■ WORK TO BE COMPLETED
List every line in this data where the string "работ" occurs.

....................

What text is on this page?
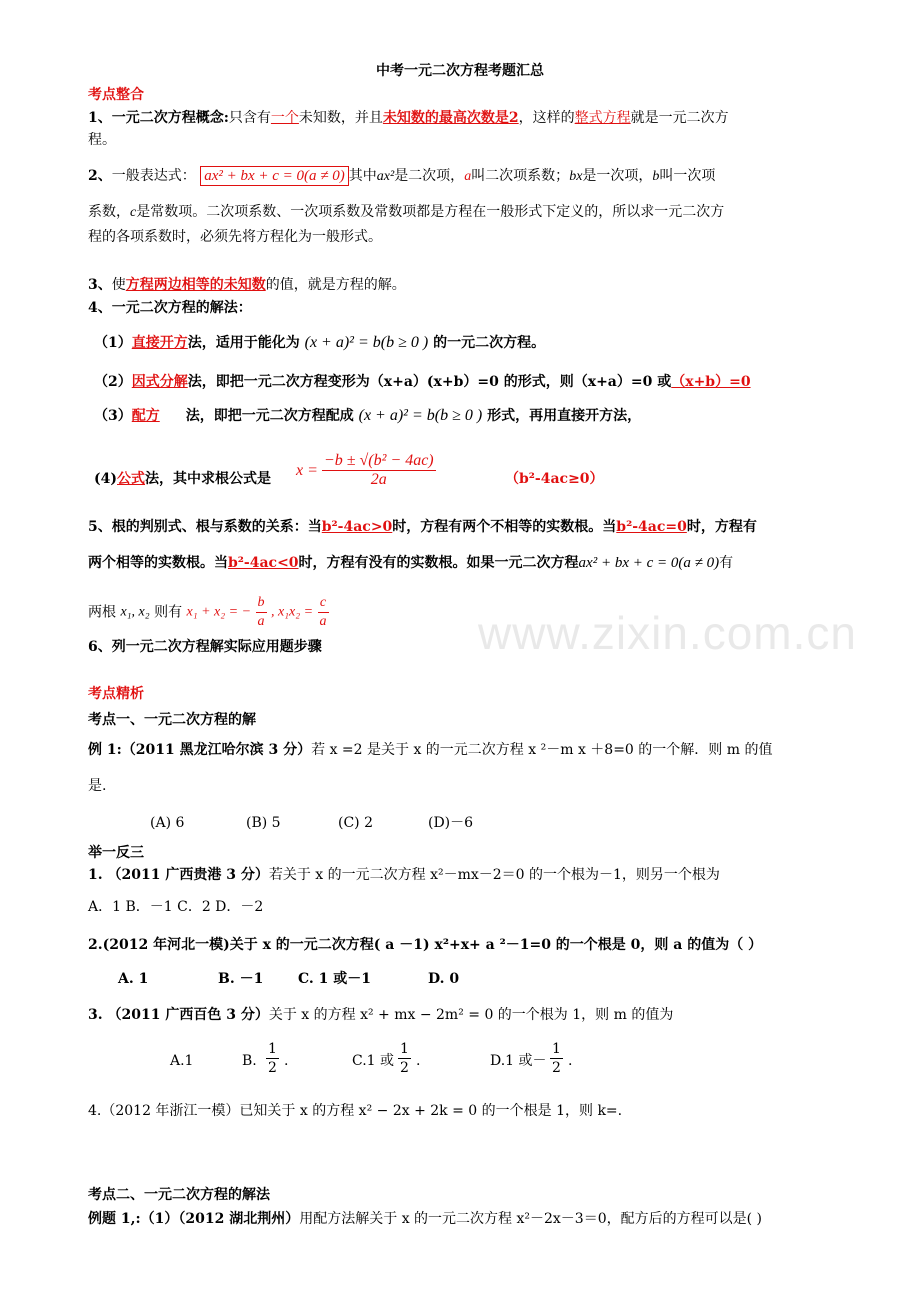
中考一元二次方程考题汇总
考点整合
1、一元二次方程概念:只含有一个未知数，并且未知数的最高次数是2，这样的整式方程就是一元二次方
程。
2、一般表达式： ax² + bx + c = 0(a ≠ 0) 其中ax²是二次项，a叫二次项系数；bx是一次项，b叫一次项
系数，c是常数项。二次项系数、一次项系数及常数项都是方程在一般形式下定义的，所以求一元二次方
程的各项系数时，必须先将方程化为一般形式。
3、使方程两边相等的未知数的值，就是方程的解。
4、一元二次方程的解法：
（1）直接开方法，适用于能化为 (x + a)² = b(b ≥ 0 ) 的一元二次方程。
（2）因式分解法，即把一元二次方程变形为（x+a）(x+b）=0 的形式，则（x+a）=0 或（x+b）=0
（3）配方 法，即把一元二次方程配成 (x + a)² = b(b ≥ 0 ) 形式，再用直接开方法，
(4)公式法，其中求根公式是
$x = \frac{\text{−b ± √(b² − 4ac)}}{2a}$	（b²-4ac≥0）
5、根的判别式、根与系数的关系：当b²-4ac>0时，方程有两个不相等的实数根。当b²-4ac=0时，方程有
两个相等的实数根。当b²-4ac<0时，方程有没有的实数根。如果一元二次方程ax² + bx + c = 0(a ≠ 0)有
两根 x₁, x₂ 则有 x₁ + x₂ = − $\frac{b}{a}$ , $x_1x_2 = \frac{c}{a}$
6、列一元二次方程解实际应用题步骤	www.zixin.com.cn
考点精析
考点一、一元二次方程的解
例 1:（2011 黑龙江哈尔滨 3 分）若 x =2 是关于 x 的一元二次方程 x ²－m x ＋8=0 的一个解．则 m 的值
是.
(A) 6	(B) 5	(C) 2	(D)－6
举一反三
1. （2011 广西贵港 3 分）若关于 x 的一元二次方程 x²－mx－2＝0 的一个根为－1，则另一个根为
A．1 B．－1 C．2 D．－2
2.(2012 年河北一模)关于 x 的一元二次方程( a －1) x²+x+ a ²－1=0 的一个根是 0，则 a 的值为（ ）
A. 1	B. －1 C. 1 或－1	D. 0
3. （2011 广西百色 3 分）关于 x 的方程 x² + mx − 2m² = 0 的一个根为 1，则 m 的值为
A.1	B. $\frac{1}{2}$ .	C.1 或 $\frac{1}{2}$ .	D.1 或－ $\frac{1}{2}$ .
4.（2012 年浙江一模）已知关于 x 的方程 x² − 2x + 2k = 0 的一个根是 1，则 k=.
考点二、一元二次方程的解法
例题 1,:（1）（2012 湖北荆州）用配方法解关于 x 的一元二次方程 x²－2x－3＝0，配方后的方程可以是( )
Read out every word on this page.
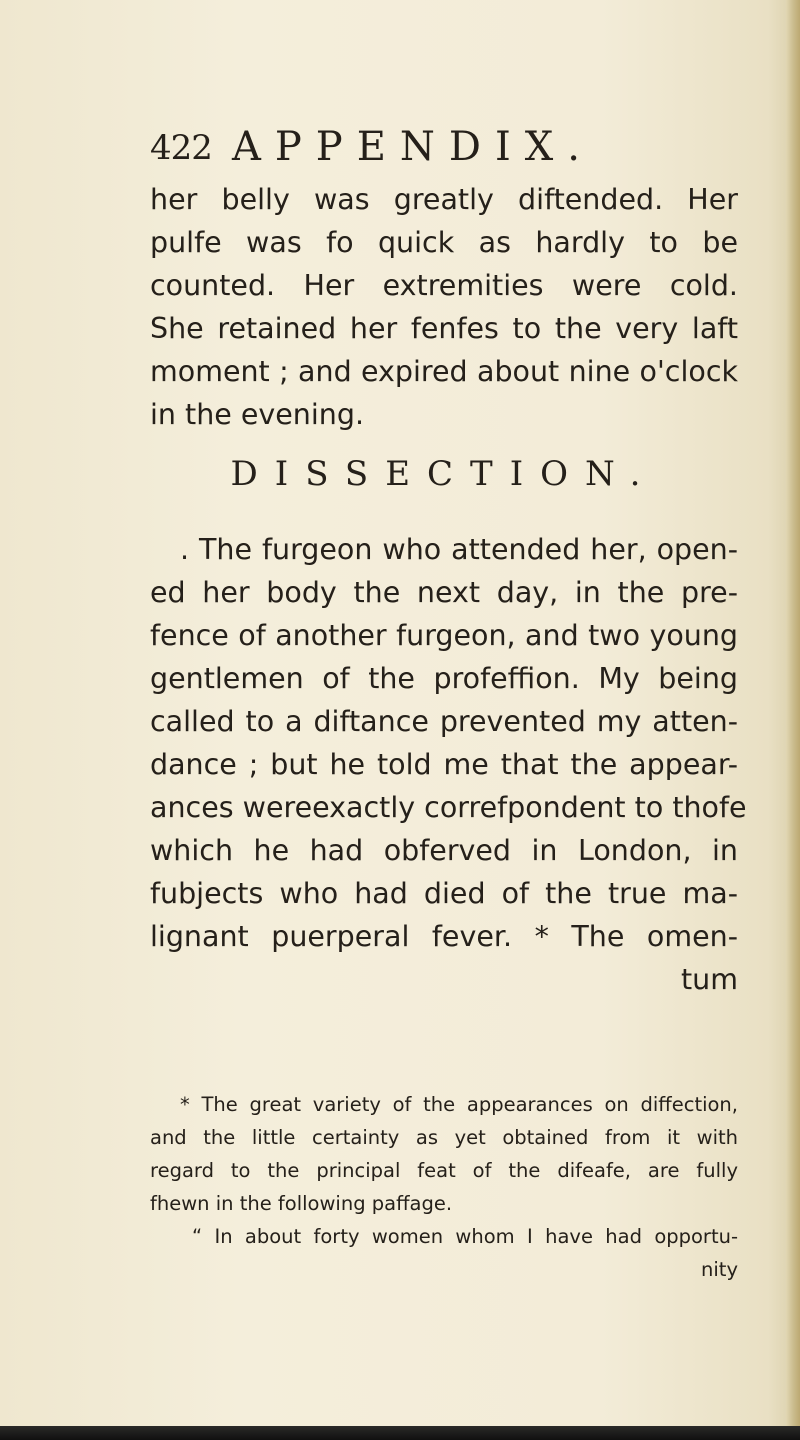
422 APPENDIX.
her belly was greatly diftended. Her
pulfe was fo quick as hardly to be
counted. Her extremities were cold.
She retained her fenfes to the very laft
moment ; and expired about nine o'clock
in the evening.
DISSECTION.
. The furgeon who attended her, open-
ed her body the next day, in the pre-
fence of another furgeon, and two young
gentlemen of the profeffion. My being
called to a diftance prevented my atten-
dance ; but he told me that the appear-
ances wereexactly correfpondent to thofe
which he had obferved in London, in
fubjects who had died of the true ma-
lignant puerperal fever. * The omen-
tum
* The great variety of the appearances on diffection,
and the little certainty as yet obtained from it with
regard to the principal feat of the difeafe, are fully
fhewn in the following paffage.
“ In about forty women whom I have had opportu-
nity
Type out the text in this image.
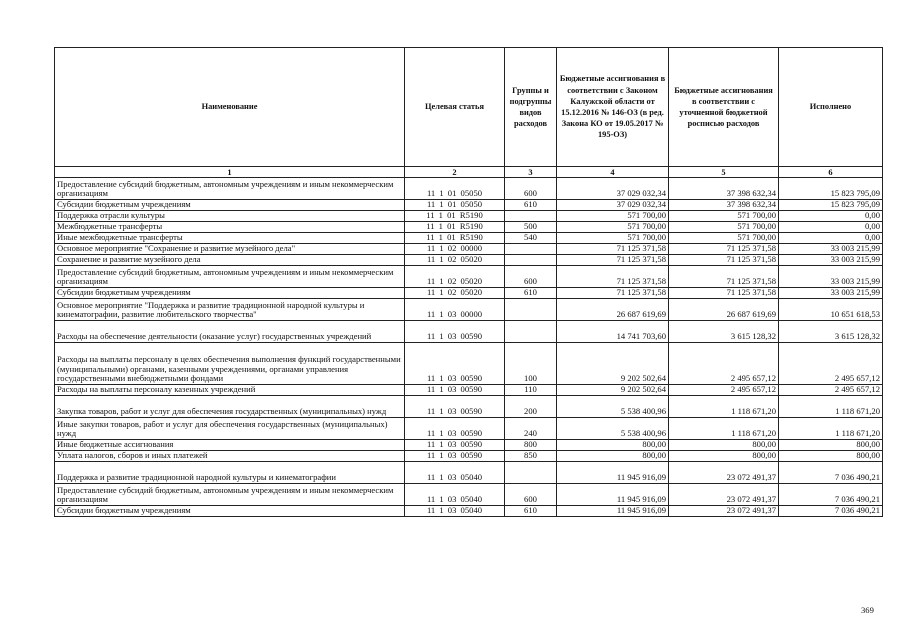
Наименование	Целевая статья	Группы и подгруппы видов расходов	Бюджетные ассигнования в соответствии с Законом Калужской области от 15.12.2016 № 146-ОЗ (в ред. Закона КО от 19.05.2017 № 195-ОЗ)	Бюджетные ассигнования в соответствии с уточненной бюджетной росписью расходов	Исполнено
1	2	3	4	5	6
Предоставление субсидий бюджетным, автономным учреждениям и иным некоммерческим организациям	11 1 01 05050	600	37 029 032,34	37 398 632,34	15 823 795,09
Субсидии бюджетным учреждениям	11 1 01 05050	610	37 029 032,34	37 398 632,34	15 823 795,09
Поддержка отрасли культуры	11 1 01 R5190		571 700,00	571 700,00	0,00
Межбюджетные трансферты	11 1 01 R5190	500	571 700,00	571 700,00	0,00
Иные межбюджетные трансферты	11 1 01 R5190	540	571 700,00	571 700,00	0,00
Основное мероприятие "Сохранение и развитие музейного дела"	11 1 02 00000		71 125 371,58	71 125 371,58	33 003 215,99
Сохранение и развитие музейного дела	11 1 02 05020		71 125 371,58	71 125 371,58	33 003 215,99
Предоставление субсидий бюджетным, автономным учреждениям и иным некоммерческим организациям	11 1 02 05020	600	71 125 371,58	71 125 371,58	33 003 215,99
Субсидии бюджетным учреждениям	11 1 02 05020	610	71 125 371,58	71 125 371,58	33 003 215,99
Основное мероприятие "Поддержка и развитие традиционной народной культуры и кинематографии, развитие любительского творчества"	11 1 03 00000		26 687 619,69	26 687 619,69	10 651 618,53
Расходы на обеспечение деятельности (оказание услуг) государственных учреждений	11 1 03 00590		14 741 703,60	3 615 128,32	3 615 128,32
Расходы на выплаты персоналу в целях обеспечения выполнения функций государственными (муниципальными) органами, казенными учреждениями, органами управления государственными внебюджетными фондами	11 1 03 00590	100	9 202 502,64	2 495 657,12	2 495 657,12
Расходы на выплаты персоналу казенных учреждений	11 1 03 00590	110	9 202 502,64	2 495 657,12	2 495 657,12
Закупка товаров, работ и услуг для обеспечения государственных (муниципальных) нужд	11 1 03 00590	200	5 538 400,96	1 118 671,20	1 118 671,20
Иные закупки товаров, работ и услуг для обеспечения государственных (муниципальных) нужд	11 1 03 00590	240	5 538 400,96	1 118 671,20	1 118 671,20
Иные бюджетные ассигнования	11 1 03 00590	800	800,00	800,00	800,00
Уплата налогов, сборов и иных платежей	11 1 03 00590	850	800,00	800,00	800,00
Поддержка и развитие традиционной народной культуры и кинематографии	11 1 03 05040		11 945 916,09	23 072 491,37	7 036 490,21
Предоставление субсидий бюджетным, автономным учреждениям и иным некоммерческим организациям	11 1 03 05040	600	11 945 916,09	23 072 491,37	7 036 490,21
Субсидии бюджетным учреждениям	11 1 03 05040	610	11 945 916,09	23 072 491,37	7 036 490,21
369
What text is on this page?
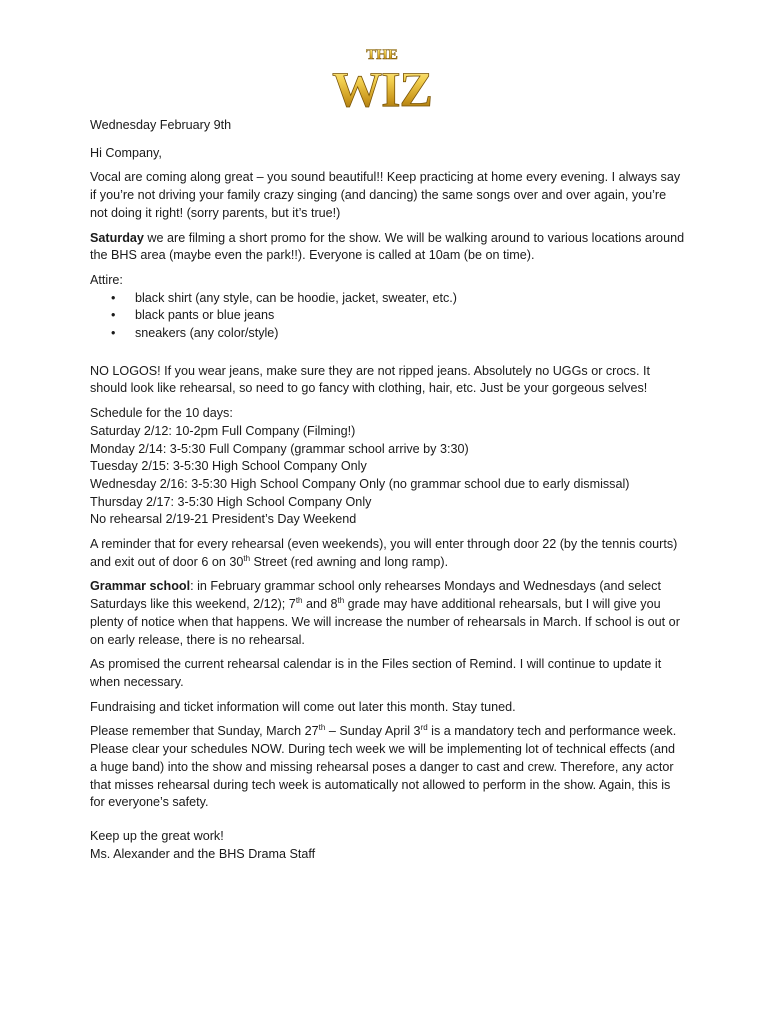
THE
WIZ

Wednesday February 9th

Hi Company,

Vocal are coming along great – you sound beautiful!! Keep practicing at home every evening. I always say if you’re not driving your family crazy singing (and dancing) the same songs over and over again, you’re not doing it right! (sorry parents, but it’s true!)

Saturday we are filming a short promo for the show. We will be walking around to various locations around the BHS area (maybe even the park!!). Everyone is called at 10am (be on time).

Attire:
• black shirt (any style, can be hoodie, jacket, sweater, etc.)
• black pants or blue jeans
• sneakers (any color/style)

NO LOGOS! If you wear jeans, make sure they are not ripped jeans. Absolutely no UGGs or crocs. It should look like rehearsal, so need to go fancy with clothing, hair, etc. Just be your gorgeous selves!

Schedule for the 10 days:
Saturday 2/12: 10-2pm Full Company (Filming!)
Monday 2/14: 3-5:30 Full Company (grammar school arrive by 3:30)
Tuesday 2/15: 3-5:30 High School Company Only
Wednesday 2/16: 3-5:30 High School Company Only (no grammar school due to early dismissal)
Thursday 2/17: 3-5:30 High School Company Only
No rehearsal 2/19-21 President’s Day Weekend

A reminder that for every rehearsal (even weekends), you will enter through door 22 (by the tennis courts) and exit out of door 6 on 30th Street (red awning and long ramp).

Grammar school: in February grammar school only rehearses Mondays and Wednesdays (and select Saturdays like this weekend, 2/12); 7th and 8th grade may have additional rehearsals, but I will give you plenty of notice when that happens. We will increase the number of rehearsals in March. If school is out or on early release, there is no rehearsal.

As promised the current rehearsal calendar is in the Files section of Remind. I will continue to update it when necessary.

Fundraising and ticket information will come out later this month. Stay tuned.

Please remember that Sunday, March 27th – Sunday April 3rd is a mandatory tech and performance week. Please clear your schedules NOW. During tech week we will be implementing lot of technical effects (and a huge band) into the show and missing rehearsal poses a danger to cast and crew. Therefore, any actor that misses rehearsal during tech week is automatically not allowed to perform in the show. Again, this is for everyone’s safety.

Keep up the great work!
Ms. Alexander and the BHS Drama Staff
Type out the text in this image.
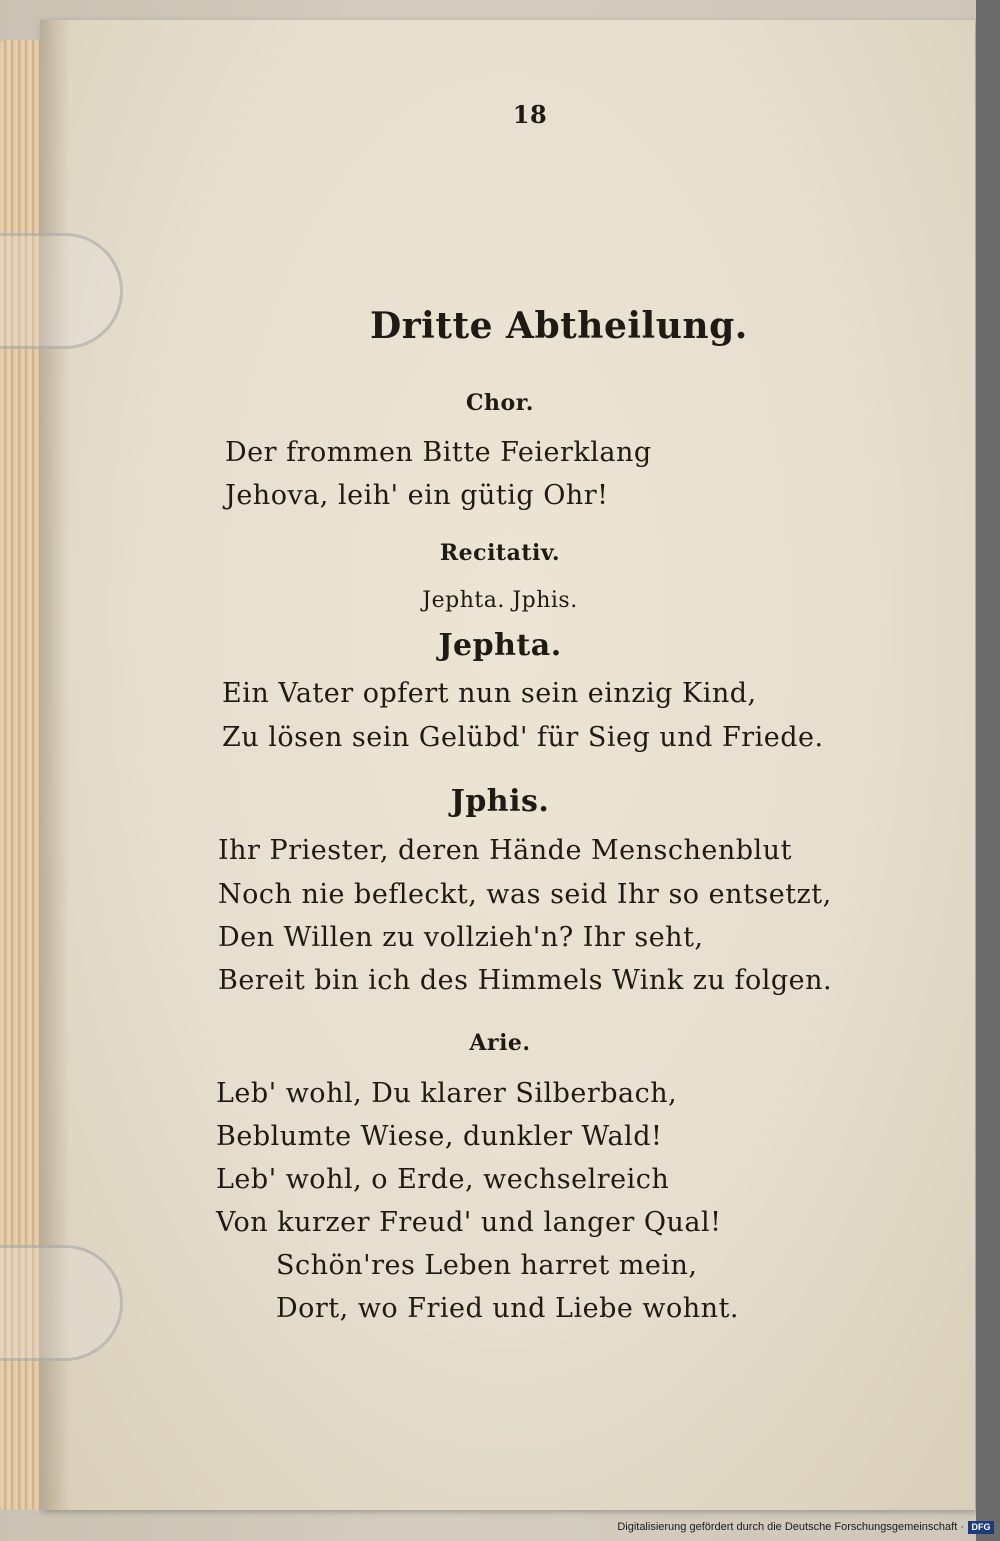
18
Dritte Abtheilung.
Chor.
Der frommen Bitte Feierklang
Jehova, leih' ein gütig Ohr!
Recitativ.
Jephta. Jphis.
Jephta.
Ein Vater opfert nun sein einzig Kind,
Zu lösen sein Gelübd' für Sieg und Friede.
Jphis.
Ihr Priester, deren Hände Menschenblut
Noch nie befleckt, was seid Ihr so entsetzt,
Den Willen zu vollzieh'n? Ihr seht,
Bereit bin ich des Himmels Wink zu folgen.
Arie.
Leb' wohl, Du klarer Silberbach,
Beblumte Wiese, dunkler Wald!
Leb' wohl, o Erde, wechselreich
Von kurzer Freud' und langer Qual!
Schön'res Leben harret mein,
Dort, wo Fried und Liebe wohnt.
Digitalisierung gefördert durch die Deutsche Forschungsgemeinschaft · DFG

....................

■ OUTPUT FOR THIS EXERCISE
Закупка товаров, работ и услуг для обеспечения государственных (муниципальных) нужд	11 1 03 00590	200	5 538 400,96	1 118 671,20	1 118 671,20
Иные закупки товаров, работ и услуг для обеспечения государственных (муниципальных) нужд	11 1 03 00590	240	5 538 400,96	1 118 671,20	1 118 671,20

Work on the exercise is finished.